Extracted material:
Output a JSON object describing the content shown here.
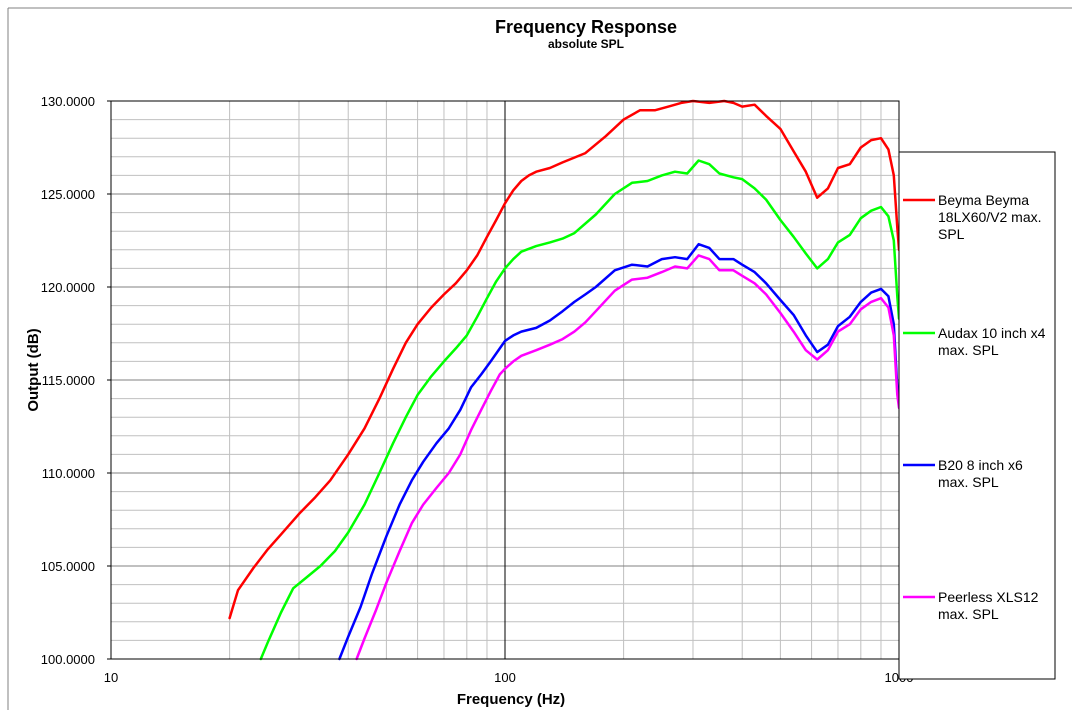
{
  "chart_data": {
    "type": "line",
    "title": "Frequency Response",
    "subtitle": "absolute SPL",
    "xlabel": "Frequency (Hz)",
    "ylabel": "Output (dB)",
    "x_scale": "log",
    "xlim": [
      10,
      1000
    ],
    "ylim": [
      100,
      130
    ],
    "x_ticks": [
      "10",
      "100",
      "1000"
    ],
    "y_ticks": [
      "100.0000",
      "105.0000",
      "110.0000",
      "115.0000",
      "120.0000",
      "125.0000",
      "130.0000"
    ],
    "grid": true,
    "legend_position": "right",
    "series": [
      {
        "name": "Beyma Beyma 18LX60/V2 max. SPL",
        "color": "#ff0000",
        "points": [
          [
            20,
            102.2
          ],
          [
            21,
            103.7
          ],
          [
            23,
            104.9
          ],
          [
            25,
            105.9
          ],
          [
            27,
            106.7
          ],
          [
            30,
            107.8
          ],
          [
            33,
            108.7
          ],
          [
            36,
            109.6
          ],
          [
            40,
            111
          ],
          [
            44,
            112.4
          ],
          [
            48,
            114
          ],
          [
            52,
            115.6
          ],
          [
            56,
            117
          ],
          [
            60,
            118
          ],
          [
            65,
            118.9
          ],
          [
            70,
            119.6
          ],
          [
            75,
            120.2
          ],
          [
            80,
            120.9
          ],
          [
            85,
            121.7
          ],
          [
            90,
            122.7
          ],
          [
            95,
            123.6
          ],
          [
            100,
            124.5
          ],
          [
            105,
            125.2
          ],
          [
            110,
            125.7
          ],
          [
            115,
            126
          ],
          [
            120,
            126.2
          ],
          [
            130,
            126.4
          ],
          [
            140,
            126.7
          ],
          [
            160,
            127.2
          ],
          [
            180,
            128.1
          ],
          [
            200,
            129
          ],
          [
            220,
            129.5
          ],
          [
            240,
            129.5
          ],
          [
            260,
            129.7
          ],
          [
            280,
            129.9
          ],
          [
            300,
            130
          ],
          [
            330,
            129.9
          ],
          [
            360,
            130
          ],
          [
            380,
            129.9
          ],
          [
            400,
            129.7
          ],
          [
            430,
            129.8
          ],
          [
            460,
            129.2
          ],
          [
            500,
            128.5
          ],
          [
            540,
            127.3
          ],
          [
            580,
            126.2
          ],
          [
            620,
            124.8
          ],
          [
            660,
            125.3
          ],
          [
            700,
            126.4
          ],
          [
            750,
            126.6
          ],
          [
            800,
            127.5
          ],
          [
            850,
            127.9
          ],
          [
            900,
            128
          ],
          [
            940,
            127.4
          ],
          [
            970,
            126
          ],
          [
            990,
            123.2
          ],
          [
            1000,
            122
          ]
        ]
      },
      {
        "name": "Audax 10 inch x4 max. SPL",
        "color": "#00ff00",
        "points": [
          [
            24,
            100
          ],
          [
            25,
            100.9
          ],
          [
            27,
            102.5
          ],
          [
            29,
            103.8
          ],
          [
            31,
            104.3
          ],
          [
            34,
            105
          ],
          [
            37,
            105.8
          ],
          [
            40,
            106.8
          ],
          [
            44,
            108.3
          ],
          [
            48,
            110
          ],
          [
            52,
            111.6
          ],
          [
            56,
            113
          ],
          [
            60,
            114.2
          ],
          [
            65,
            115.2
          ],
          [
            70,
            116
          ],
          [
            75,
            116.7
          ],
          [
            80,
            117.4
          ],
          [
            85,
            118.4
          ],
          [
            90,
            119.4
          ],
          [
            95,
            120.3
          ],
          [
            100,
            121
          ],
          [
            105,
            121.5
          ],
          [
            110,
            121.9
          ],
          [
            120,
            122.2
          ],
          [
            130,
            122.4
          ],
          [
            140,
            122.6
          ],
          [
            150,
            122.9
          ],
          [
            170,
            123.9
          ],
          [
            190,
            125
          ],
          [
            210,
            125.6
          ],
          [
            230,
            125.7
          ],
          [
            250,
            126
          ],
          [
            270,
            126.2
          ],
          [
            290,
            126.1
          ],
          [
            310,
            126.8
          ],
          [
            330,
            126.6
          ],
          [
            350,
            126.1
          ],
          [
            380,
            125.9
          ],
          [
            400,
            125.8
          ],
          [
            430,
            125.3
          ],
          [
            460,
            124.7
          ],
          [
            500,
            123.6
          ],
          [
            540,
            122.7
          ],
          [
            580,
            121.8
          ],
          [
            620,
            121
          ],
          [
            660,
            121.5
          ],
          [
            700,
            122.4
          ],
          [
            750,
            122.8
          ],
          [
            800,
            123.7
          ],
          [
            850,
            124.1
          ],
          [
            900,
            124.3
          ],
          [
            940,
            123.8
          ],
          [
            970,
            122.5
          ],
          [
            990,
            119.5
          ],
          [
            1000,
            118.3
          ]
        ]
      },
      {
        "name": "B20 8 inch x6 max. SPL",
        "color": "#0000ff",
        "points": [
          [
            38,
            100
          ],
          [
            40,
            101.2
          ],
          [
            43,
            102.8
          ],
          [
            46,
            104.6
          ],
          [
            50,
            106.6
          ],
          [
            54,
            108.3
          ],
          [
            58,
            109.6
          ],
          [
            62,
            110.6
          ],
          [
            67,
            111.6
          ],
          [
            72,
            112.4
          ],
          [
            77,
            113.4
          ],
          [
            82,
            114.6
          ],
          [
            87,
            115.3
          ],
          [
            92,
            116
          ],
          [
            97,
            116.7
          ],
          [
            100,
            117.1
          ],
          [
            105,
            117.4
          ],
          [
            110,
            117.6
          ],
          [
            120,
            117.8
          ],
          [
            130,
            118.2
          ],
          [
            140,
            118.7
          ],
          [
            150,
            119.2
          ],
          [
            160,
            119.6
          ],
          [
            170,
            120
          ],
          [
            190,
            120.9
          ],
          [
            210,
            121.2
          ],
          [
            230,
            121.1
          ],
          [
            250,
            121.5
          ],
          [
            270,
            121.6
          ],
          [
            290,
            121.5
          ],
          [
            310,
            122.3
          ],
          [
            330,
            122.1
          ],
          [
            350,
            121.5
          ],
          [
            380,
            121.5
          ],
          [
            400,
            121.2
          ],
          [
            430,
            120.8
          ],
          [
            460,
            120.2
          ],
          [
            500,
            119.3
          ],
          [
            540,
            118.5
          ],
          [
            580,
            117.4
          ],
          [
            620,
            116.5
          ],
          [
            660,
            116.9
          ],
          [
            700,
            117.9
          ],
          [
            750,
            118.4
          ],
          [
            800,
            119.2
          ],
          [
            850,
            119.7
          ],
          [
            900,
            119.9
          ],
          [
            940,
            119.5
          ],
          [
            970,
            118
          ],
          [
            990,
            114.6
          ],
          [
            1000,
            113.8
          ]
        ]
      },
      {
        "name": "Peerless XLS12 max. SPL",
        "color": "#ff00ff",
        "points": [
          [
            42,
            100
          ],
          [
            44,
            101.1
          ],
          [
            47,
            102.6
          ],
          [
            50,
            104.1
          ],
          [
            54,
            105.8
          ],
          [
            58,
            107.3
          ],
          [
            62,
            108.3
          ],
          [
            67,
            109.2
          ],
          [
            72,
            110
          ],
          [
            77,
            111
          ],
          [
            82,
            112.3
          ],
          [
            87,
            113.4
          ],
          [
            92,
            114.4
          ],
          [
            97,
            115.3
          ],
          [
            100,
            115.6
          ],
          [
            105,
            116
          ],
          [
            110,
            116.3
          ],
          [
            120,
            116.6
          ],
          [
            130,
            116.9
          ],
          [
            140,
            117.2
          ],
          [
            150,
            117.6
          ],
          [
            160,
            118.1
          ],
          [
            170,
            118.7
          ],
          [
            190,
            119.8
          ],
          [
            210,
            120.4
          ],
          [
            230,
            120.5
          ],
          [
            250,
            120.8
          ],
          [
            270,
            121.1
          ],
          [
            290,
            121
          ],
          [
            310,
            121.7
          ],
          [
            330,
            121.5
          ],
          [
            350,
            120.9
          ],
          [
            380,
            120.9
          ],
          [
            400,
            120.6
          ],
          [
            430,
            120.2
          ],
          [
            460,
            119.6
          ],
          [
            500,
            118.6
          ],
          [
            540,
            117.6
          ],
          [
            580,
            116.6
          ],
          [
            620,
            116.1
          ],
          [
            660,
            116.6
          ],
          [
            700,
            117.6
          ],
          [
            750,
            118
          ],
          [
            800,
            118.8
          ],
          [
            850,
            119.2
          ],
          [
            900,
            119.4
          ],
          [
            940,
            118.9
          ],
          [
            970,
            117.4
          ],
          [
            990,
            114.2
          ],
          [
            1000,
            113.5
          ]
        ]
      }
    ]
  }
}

Description of the task: Give the number of lines above that hold the word "color", and nothing more.

Solution to this problem: 4